#### [What you are asked to do]
Everything in the listing except the pictures should be written out exactly.

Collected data

-- START --

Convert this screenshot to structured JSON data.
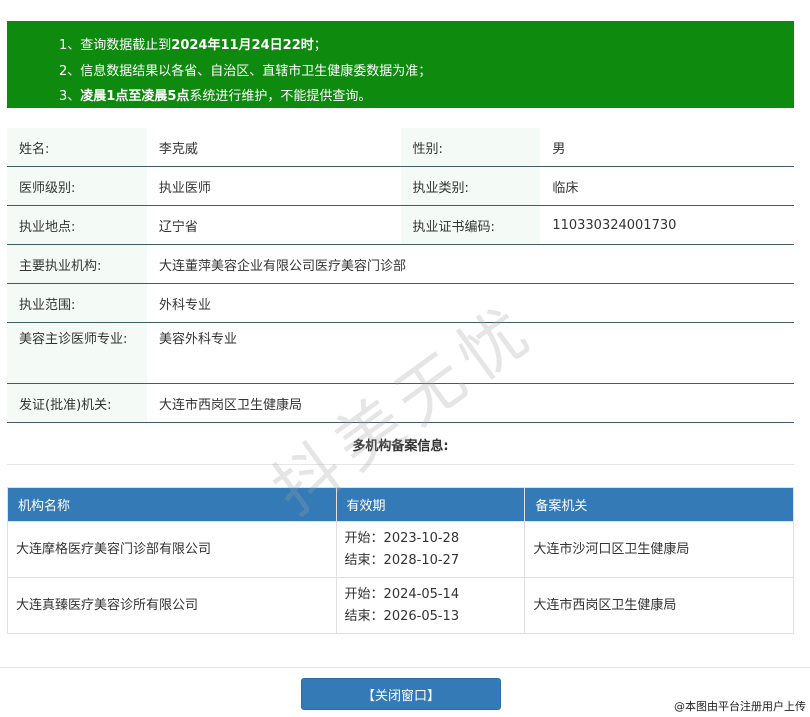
{
  "notice": {
    "line1_pre": "1、查询数据截止到",
    "line1_bold": "2024年11月24日22时",
    "line1_post": "；",
    "line2": "2、信息数据结果以各省、自治区、直辖市卫生健康委数据为准；",
    "line3_pre": "3、",
    "line3_bold": "凌晨1点至凌晨5点",
    "line3_post": "系统进行维护，不能提供查询。"
  },
  "info": {
    "name_label": "姓名:",
    "name": "李克威",
    "gender_label": "性别:",
    "gender": "男",
    "level_label": "医师级别:",
    "level": "执业医师",
    "category_label": "执业类别:",
    "category": "临床",
    "location_label": "执业地点:",
    "location": "辽宁省",
    "cert_label": "执业证书编码:",
    "cert": "110330324001730",
    "institution_label": "主要执业机构:",
    "institution": "大连董萍美容企业有限公司医疗美容门诊部",
    "scope_label": "执业范围:",
    "scope": "外科专业",
    "cosmetic_label": "美容主诊医师专业:",
    "cosmetic": "美容外科专业",
    "authority_label": "发证(批准)机关:",
    "authority": "大连市西岗区卫生健康局"
  },
  "multi": {
    "title": "多机构备案信息:",
    "headers": [
      "机构名称",
      "有效期",
      "备案机关"
    ],
    "rows": [
      {
        "org": "大连摩格医疗美容门诊部有限公司",
        "start": "开始：2023-10-28",
        "end": "结束：2028-10-27",
        "authority": "大连市沙河口区卫生健康局"
      },
      {
        "org": "大连真臻医疗美容诊所有限公司",
        "start": "开始：2024-05-14",
        "end": "结束：2026-05-13",
        "authority": "大连市西岗区卫生健康局"
      }
    ]
  },
  "close_label": "【关闭窗口】",
  "watermark": "抖美无忧",
  "credit": "@本图由平台注册用户上传"
}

-- END --

#### [Solution for this exercise]
Convert this screenshot to structured JSON data.
{
  "notice": {
    "line1_pre": "1、查询数据截止到",
    "line1_bold": "2024年11月24日22时",
    "line1_post": "；",
    "line2": "2、信息数据结果以各省、自治区、直辖市卫生健康委数据为准；",
    "line3_pre": "3、",
    "line3_bold": "凌晨1点至凌晨5点",
    "line3_post": "系统进行维护，不能提供查询。"
  },
  "info": {
    "name_label": "姓名:",
    "name": "李克威",
    "gender_label": "性别:",
    "gender": "男",
    "level_label": "医师级别:",
    "level": "执业医师",
    "category_label": "执业类别:",
    "category": "临床",
    "location_label": "执业地点:",
    "location": "辽宁省",
    "cert_label": "执业证书编码:",
    "cert": "110330324001730",
    "institution_label": "主要执业机构:",
    "institution": "大连董萍美容企业有限公司医疗美容门诊部",
    "scope_label": "执业范围:",
    "scope": "外科专业",
    "cosmetic_label": "美容主诊医师专业:",
    "cosmetic": "美容外科专业",
    "authority_label": "发证(批准)机关:",
    "authority": "大连市西岗区卫生健康局"
  },
  "multi": {
    "title": "多机构备案信息:",
    "headers": [
      "机构名称",
      "有效期",
      "备案机关"
    ],
    "rows": [
      {
        "org": "大连摩格医疗美容门诊部有限公司",
        "start": "开始：2023-10-28",
        "end": "结束：2028-10-27",
        "authority": "大连市沙河口区卫生健康局"
      },
      {
        "org": "大连真臻医疗美容诊所有限公司",
        "start": "开始：2024-05-14",
        "end": "结束：2026-05-13",
        "authority": "大连市西岗区卫生健康局"
      }
    ]
  },
  "close_label": "【关闭窗口】",
  "watermark": "抖美无忧",
  "credit": "@本图由平台注册用户上传"
}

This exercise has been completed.